__OBJECTIVE__: Repeat each record below exactly, dropping the pictures.

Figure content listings
===============

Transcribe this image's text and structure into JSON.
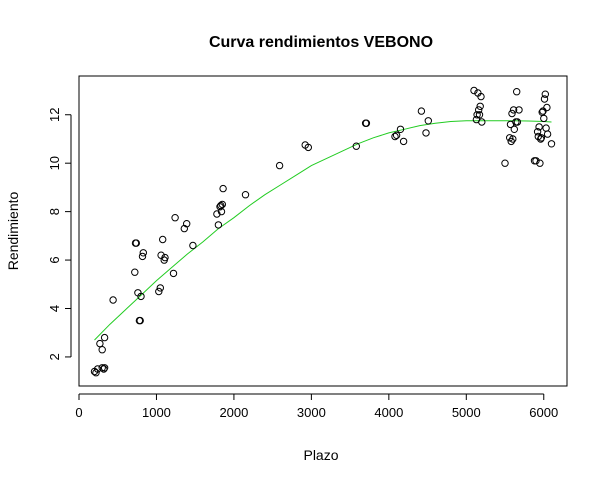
{
  "chart_data": {
    "type": "scatter",
    "title": "Curva rendimientos VEBONO",
    "xlabel": "Plazo",
    "ylabel": "Rendimiento",
    "xlim": [
      0,
      6300
    ],
    "ylim": [
      0.8,
      13.6
    ],
    "x_ticks": [
      0,
      1000,
      2000,
      3000,
      4000,
      5000,
      6000
    ],
    "y_ticks": [
      2,
      4,
      6,
      8,
      10,
      12
    ],
    "grid": false,
    "colors": {
      "points": "#000000",
      "fit_line": "#22cc22",
      "frame": "#000000"
    },
    "series": [
      {
        "kind": "points",
        "points": [
          [
            200,
            1.4
          ],
          [
            220,
            1.35
          ],
          [
            240,
            1.5
          ],
          [
            300,
            1.55
          ],
          [
            320,
            1.5
          ],
          [
            330,
            1.55
          ],
          [
            270,
            2.55
          ],
          [
            300,
            2.3
          ],
          [
            330,
            2.8
          ],
          [
            440,
            4.35
          ],
          [
            720,
            5.5
          ],
          [
            730,
            6.7
          ],
          [
            740,
            6.7
          ],
          [
            760,
            4.65
          ],
          [
            780,
            3.5
          ],
          [
            790,
            3.5
          ],
          [
            800,
            4.5
          ],
          [
            820,
            6.15
          ],
          [
            830,
            6.3
          ],
          [
            1030,
            4.7
          ],
          [
            1050,
            4.85
          ],
          [
            1060,
            6.2
          ],
          [
            1080,
            6.85
          ],
          [
            1100,
            6.0
          ],
          [
            1110,
            6.1
          ],
          [
            1220,
            5.45
          ],
          [
            1240,
            7.75
          ],
          [
            1360,
            7.3
          ],
          [
            1390,
            7.5
          ],
          [
            1470,
            6.6
          ],
          [
            1780,
            7.9
          ],
          [
            1800,
            7.45
          ],
          [
            1820,
            8.2
          ],
          [
            1830,
            8.25
          ],
          [
            1840,
            8.0
          ],
          [
            1850,
            8.3
          ],
          [
            1860,
            8.95
          ],
          [
            2150,
            8.7
          ],
          [
            2590,
            9.9
          ],
          [
            2920,
            10.75
          ],
          [
            2960,
            10.65
          ],
          [
            3580,
            10.7
          ],
          [
            3700,
            11.65
          ],
          [
            3710,
            11.65
          ],
          [
            4080,
            11.1
          ],
          [
            4100,
            11.15
          ],
          [
            4150,
            11.4
          ],
          [
            4190,
            10.9
          ],
          [
            4420,
            12.15
          ],
          [
            4480,
            11.25
          ],
          [
            4510,
            11.75
          ],
          [
            5100,
            13.0
          ],
          [
            5130,
            11.8
          ],
          [
            5140,
            12.0
          ],
          [
            5150,
            12.9
          ],
          [
            5160,
            12.2
          ],
          [
            5170,
            12.0
          ],
          [
            5180,
            12.35
          ],
          [
            5190,
            12.75
          ],
          [
            5200,
            11.7
          ],
          [
            5500,
            10.0
          ],
          [
            5560,
            11.05
          ],
          [
            5570,
            11.6
          ],
          [
            5580,
            10.9
          ],
          [
            5590,
            12.05
          ],
          [
            5600,
            11.0
          ],
          [
            5610,
            12.2
          ],
          [
            5620,
            11.4
          ],
          [
            5640,
            11.7
          ],
          [
            5650,
            12.95
          ],
          [
            5660,
            11.7
          ],
          [
            5680,
            12.2
          ],
          [
            5880,
            10.1
          ],
          [
            5900,
            10.1
          ],
          [
            5920,
            11.3
          ],
          [
            5930,
            11.1
          ],
          [
            5940,
            11.5
          ],
          [
            5950,
            10.0
          ],
          [
            5960,
            11.0
          ],
          [
            5970,
            11.05
          ],
          [
            5980,
            12.1
          ],
          [
            5990,
            12.15
          ],
          [
            6000,
            11.85
          ],
          [
            6010,
            12.65
          ],
          [
            6020,
            12.85
          ],
          [
            6030,
            11.45
          ],
          [
            6040,
            12.3
          ],
          [
            6050,
            11.2
          ],
          [
            6100,
            10.8
          ]
        ]
      },
      {
        "kind": "fit_line",
        "points": [
          [
            200,
            2.7
          ],
          [
            400,
            3.35
          ],
          [
            600,
            3.95
          ],
          [
            800,
            4.55
          ],
          [
            1000,
            5.15
          ],
          [
            1200,
            5.7
          ],
          [
            1400,
            6.25
          ],
          [
            1600,
            6.75
          ],
          [
            1800,
            7.3
          ],
          [
            2000,
            7.75
          ],
          [
            2200,
            8.25
          ],
          [
            2400,
            8.7
          ],
          [
            2600,
            9.1
          ],
          [
            2800,
            9.5
          ],
          [
            3000,
            9.9
          ],
          [
            3200,
            10.2
          ],
          [
            3400,
            10.5
          ],
          [
            3600,
            10.8
          ],
          [
            3800,
            11.05
          ],
          [
            4000,
            11.25
          ],
          [
            4200,
            11.4
          ],
          [
            4400,
            11.55
          ],
          [
            4600,
            11.65
          ],
          [
            4800,
            11.72
          ],
          [
            5000,
            11.75
          ],
          [
            5200,
            11.75
          ],
          [
            5400,
            11.75
          ],
          [
            5600,
            11.75
          ],
          [
            5800,
            11.74
          ],
          [
            6000,
            11.72
          ],
          [
            6100,
            11.7
          ]
        ]
      }
    ]
  }
}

===============

__THE COMPLETED TASK__:
Transcribe this image's text and structure into JSON.
{
  "chart_data": {
    "type": "scatter",
    "title": "Curva rendimientos VEBONO",
    "xlabel": "Plazo",
    "ylabel": "Rendimiento",
    "xlim": [
      0,
      6300
    ],
    "ylim": [
      0.8,
      13.6
    ],
    "x_ticks": [
      0,
      1000,
      2000,
      3000,
      4000,
      5000,
      6000
    ],
    "y_ticks": [
      2,
      4,
      6,
      8,
      10,
      12
    ],
    "grid": false,
    "colors": {
      "points": "#000000",
      "fit_line": "#22cc22",
      "frame": "#000000"
    },
    "series": [
      {
        "kind": "points",
        "points": [
          [
            200,
            1.4
          ],
          [
            220,
            1.35
          ],
          [
            240,
            1.5
          ],
          [
            300,
            1.55
          ],
          [
            320,
            1.5
          ],
          [
            330,
            1.55
          ],
          [
            270,
            2.55
          ],
          [
            300,
            2.3
          ],
          [
            330,
            2.8
          ],
          [
            440,
            4.35
          ],
          [
            720,
            5.5
          ],
          [
            730,
            6.7
          ],
          [
            740,
            6.7
          ],
          [
            760,
            4.65
          ],
          [
            780,
            3.5
          ],
          [
            790,
            3.5
          ],
          [
            800,
            4.5
          ],
          [
            820,
            6.15
          ],
          [
            830,
            6.3
          ],
          [
            1030,
            4.7
          ],
          [
            1050,
            4.85
          ],
          [
            1060,
            6.2
          ],
          [
            1080,
            6.85
          ],
          [
            1100,
            6.0
          ],
          [
            1110,
            6.1
          ],
          [
            1220,
            5.45
          ],
          [
            1240,
            7.75
          ],
          [
            1360,
            7.3
          ],
          [
            1390,
            7.5
          ],
          [
            1470,
            6.6
          ],
          [
            1780,
            7.9
          ],
          [
            1800,
            7.45
          ],
          [
            1820,
            8.2
          ],
          [
            1830,
            8.25
          ],
          [
            1840,
            8.0
          ],
          [
            1850,
            8.3
          ],
          [
            1860,
            8.95
          ],
          [
            2150,
            8.7
          ],
          [
            2590,
            9.9
          ],
          [
            2920,
            10.75
          ],
          [
            2960,
            10.65
          ],
          [
            3580,
            10.7
          ],
          [
            3700,
            11.65
          ],
          [
            3710,
            11.65
          ],
          [
            4080,
            11.1
          ],
          [
            4100,
            11.15
          ],
          [
            4150,
            11.4
          ],
          [
            4190,
            10.9
          ],
          [
            4420,
            12.15
          ],
          [
            4480,
            11.25
          ],
          [
            4510,
            11.75
          ],
          [
            5100,
            13.0
          ],
          [
            5130,
            11.8
          ],
          [
            5140,
            12.0
          ],
          [
            5150,
            12.9
          ],
          [
            5160,
            12.2
          ],
          [
            5170,
            12.0
          ],
          [
            5180,
            12.35
          ],
          [
            5190,
            12.75
          ],
          [
            5200,
            11.7
          ],
          [
            5500,
            10.0
          ],
          [
            5560,
            11.05
          ],
          [
            5570,
            11.6
          ],
          [
            5580,
            10.9
          ],
          [
            5590,
            12.05
          ],
          [
            5600,
            11.0
          ],
          [
            5610,
            12.2
          ],
          [
            5620,
            11.4
          ],
          [
            5640,
            11.7
          ],
          [
            5650,
            12.95
          ],
          [
            5660,
            11.7
          ],
          [
            5680,
            12.2
          ],
          [
            5880,
            10.1
          ],
          [
            5900,
            10.1
          ],
          [
            5920,
            11.3
          ],
          [
            5930,
            11.1
          ],
          [
            5940,
            11.5
          ],
          [
            5950,
            10.0
          ],
          [
            5960,
            11.0
          ],
          [
            5970,
            11.05
          ],
          [
            5980,
            12.1
          ],
          [
            5990,
            12.15
          ],
          [
            6000,
            11.85
          ],
          [
            6010,
            12.65
          ],
          [
            6020,
            12.85
          ],
          [
            6030,
            11.45
          ],
          [
            6040,
            12.3
          ],
          [
            6050,
            11.2
          ],
          [
            6100,
            10.8
          ]
        ]
      },
      {
        "kind": "fit_line",
        "points": [
          [
            200,
            2.7
          ],
          [
            400,
            3.35
          ],
          [
            600,
            3.95
          ],
          [
            800,
            4.55
          ],
          [
            1000,
            5.15
          ],
          [
            1200,
            5.7
          ],
          [
            1400,
            6.25
          ],
          [
            1600,
            6.75
          ],
          [
            1800,
            7.3
          ],
          [
            2000,
            7.75
          ],
          [
            2200,
            8.25
          ],
          [
            2400,
            8.7
          ],
          [
            2600,
            9.1
          ],
          [
            2800,
            9.5
          ],
          [
            3000,
            9.9
          ],
          [
            3200,
            10.2
          ],
          [
            3400,
            10.5
          ],
          [
            3600,
            10.8
          ],
          [
            3800,
            11.05
          ],
          [
            4000,
            11.25
          ],
          [
            4200,
            11.4
          ],
          [
            4400,
            11.55
          ],
          [
            4600,
            11.65
          ],
          [
            4800,
            11.72
          ],
          [
            5000,
            11.75
          ],
          [
            5200,
            11.75
          ],
          [
            5400,
            11.75
          ],
          [
            5600,
            11.75
          ],
          [
            5800,
            11.74
          ],
          [
            6000,
            11.72
          ],
          [
            6100,
            11.7
          ]
        ]
      }
    ]
  }
}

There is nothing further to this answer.